__Input rows__:
□ □ □ □ □ □ □

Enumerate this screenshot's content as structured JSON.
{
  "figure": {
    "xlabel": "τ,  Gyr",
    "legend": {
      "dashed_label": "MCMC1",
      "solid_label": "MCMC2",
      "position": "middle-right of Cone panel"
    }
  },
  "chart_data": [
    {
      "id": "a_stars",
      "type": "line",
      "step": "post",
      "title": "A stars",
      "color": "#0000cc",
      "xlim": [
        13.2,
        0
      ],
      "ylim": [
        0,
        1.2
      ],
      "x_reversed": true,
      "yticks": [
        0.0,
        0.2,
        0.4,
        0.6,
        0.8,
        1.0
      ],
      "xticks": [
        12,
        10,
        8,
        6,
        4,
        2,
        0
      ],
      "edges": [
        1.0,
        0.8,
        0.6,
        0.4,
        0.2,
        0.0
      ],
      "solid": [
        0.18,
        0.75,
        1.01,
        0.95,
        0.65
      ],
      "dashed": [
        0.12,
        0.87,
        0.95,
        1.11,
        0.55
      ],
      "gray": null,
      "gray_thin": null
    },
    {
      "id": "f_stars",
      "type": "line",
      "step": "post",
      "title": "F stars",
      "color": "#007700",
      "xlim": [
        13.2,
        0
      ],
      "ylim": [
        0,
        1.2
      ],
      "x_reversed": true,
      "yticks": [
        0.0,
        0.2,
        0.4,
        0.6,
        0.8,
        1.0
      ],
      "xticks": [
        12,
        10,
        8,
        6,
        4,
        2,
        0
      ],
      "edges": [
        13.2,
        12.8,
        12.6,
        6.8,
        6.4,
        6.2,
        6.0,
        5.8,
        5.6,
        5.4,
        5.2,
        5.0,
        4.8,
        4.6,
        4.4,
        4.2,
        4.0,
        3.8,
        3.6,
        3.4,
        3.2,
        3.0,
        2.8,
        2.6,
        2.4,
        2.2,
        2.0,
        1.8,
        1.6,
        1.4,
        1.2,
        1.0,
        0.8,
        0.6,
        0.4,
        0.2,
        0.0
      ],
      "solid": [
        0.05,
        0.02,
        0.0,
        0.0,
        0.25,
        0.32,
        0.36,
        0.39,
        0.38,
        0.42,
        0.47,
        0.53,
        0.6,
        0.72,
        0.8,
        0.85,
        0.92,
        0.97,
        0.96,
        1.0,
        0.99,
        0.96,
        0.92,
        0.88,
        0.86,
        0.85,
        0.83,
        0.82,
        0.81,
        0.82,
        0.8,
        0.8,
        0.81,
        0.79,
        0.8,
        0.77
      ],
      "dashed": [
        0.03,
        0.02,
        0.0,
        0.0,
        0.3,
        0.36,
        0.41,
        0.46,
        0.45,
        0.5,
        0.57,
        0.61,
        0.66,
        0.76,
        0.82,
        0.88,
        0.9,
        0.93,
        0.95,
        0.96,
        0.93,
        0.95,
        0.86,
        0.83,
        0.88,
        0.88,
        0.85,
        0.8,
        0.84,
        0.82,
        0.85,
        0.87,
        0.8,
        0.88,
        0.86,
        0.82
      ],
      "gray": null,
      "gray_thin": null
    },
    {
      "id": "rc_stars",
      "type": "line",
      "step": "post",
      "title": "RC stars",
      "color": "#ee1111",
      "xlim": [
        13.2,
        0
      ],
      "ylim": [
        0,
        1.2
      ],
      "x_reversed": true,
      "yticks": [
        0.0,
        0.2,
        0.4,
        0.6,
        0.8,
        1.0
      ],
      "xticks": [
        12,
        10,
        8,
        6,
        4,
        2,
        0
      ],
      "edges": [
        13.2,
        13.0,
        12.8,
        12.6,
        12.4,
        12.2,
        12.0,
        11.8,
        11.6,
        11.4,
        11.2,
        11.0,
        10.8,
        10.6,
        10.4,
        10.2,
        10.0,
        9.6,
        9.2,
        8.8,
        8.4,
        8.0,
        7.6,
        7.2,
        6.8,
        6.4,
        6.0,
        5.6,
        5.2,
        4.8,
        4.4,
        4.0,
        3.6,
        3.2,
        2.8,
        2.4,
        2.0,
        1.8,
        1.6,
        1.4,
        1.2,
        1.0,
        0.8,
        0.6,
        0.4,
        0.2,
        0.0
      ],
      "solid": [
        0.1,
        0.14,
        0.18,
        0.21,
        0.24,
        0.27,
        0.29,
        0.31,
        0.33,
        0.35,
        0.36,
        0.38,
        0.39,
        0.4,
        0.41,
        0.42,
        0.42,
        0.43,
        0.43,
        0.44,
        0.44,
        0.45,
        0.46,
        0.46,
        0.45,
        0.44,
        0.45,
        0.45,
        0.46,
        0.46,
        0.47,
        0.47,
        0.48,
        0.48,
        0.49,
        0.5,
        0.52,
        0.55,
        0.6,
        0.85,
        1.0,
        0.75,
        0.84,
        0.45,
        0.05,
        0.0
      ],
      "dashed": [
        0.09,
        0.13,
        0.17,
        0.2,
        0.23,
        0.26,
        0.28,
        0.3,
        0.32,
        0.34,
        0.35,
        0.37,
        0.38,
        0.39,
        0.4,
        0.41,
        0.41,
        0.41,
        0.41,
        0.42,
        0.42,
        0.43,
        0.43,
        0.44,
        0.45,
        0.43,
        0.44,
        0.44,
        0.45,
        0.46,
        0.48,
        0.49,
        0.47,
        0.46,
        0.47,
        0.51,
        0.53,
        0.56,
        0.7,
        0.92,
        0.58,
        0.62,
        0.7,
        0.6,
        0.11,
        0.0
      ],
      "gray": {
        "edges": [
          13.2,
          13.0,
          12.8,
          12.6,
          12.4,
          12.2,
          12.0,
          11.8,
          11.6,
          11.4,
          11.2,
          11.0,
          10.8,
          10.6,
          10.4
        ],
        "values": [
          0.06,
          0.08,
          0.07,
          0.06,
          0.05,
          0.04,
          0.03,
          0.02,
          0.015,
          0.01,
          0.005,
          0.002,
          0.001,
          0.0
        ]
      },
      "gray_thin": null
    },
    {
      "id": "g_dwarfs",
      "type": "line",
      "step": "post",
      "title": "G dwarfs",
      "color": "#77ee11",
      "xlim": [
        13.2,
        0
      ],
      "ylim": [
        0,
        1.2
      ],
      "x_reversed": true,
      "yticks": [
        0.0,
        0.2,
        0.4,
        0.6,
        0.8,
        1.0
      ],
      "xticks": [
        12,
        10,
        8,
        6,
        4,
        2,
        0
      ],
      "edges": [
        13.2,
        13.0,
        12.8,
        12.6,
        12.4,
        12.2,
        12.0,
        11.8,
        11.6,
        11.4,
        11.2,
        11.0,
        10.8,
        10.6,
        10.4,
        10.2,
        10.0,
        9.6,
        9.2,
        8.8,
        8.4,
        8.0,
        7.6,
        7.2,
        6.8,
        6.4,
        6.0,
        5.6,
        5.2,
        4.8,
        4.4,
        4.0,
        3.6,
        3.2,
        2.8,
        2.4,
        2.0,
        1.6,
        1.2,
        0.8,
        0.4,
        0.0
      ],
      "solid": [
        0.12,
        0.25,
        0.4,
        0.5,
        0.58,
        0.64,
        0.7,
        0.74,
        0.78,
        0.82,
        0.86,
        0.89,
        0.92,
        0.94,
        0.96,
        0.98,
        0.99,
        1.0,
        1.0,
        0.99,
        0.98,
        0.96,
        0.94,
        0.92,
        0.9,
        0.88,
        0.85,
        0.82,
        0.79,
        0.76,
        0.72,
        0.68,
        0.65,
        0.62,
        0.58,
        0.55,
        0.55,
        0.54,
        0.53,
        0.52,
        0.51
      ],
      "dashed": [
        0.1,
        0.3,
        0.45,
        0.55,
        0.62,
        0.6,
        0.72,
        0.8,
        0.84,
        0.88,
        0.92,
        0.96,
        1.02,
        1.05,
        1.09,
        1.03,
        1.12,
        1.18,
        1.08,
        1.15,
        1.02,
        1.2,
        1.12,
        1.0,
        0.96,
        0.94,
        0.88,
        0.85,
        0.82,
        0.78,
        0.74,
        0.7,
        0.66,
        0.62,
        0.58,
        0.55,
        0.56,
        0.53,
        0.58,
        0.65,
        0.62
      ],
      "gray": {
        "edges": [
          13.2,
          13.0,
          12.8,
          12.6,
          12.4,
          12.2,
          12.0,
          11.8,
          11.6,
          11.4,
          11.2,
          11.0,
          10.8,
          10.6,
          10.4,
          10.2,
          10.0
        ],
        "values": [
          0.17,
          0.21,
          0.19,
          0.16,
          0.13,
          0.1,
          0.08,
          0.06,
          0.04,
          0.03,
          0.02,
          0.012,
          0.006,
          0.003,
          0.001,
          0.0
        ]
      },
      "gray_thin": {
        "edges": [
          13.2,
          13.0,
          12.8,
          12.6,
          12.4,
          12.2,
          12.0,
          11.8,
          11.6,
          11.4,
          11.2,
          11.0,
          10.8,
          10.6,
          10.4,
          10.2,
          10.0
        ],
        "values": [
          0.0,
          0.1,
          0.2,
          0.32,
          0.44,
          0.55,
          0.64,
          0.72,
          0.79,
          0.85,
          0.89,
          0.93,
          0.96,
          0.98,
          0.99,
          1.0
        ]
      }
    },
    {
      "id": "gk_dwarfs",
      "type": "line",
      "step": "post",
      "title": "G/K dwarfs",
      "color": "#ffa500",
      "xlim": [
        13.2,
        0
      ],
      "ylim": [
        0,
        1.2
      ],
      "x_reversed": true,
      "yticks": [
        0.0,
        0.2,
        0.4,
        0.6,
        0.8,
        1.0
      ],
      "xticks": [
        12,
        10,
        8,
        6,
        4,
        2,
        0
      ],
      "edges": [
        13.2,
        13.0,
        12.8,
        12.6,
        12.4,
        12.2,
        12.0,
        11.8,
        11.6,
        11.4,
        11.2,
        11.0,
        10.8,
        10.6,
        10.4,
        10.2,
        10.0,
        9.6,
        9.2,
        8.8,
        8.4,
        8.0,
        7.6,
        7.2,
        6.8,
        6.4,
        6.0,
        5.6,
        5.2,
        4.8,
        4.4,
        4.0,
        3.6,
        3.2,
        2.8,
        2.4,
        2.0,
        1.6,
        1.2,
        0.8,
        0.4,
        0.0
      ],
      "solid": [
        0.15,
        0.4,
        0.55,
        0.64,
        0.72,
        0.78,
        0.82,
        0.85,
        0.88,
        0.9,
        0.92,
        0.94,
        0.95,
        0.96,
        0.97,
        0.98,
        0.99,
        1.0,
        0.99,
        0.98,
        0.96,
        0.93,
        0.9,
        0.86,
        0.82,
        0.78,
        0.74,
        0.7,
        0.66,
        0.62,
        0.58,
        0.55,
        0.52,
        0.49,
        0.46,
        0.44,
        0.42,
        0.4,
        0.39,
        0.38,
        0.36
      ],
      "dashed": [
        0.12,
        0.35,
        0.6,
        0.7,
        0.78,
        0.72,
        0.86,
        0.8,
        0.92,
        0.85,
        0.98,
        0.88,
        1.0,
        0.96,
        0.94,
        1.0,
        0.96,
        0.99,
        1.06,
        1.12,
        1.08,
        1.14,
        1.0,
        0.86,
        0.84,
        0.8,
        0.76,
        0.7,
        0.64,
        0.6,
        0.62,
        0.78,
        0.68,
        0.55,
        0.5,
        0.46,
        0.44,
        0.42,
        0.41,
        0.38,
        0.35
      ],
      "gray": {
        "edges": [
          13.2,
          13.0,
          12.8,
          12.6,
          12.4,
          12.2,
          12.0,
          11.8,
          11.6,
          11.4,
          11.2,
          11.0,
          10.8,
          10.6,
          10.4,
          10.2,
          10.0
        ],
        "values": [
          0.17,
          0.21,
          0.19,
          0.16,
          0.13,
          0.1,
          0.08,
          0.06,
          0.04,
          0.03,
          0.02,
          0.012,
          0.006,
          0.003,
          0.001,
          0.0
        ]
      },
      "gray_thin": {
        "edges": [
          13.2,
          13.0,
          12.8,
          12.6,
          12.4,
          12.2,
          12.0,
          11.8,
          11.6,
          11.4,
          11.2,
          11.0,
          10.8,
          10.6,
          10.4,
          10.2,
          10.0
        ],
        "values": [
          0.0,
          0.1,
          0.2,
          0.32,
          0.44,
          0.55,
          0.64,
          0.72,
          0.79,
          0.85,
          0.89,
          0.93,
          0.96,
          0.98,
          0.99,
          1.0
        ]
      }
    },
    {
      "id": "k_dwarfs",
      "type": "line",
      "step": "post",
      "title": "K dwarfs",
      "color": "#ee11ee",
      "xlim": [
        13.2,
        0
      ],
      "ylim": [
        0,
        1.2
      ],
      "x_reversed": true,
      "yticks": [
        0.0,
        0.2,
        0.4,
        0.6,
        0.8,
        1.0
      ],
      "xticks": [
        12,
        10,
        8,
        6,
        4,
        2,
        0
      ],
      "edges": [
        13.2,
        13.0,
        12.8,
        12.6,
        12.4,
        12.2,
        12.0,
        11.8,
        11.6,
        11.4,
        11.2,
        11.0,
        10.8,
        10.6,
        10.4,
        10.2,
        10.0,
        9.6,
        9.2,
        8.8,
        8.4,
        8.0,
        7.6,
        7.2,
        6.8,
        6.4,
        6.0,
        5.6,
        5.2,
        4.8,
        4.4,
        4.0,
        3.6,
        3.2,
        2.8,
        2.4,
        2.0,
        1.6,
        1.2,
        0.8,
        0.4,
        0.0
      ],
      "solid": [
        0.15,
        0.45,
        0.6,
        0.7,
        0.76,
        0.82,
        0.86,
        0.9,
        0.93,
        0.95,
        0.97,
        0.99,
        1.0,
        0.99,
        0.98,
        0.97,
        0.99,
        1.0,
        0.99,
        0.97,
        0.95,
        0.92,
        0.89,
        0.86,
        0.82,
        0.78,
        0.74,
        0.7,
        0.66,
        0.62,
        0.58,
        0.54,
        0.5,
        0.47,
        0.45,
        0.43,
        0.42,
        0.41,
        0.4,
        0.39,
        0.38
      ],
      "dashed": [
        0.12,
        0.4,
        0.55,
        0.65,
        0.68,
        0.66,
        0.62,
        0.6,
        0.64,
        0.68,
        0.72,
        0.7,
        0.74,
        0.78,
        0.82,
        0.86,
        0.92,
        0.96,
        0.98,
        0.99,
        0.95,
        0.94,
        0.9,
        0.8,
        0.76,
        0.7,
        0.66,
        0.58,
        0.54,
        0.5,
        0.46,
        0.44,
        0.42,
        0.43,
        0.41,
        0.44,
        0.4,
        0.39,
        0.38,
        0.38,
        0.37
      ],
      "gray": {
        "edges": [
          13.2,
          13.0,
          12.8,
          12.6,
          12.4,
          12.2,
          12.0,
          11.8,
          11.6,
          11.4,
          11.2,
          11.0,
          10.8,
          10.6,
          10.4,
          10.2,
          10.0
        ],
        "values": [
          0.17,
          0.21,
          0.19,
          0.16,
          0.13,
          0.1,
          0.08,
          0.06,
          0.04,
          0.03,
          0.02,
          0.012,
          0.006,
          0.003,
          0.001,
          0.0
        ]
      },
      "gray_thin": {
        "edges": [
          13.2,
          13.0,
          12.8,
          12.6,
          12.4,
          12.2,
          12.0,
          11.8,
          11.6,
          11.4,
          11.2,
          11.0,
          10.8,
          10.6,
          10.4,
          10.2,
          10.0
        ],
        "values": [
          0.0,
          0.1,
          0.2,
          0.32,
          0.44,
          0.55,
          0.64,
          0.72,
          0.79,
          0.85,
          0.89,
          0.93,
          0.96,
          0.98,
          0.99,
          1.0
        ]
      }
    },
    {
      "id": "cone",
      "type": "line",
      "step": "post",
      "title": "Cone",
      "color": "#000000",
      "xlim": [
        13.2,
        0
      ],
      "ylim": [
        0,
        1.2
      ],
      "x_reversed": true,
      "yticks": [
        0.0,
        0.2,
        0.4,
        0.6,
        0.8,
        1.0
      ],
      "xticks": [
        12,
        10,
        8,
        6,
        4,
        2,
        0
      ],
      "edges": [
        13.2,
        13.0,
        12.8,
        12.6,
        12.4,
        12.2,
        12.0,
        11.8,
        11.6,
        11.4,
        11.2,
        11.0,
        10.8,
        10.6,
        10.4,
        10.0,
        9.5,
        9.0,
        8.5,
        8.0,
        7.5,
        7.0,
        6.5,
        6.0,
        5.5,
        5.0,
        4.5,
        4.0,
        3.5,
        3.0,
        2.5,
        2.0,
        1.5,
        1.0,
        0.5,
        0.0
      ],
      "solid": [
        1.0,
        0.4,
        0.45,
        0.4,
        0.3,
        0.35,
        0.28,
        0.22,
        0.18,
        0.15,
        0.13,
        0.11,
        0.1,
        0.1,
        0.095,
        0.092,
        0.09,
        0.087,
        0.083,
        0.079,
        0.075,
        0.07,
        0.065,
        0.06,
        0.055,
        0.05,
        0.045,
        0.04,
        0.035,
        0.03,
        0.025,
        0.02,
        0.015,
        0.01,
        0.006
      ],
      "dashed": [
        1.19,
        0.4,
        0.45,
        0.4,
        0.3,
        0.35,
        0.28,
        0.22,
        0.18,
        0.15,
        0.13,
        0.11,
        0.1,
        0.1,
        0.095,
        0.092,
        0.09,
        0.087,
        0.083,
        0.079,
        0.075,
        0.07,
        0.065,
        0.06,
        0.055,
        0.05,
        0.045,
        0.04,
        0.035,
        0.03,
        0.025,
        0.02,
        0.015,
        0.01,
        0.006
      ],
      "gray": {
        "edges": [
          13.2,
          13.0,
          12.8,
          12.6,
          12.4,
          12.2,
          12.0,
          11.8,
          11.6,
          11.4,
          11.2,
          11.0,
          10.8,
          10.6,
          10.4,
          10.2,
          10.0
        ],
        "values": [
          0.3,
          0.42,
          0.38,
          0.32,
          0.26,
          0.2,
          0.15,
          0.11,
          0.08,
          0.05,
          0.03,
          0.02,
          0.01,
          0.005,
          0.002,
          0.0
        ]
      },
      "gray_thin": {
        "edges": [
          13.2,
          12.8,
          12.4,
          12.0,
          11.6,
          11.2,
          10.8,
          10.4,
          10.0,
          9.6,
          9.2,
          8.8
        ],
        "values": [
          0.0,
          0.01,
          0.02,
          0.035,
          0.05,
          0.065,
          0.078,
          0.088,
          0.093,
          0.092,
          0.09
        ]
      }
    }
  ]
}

□ □ □ □ □ □ □

__The task__: Show all lines from the data above in which the word "title" appears.

__Completed exercise__:
      "title": "A stars",
      "title": "F stars",
      "title": "RC stars",
      "title": "G dwarfs",
      "title": "G/K dwarfs",
      "title": "K dwarfs",
      "title": "Cone",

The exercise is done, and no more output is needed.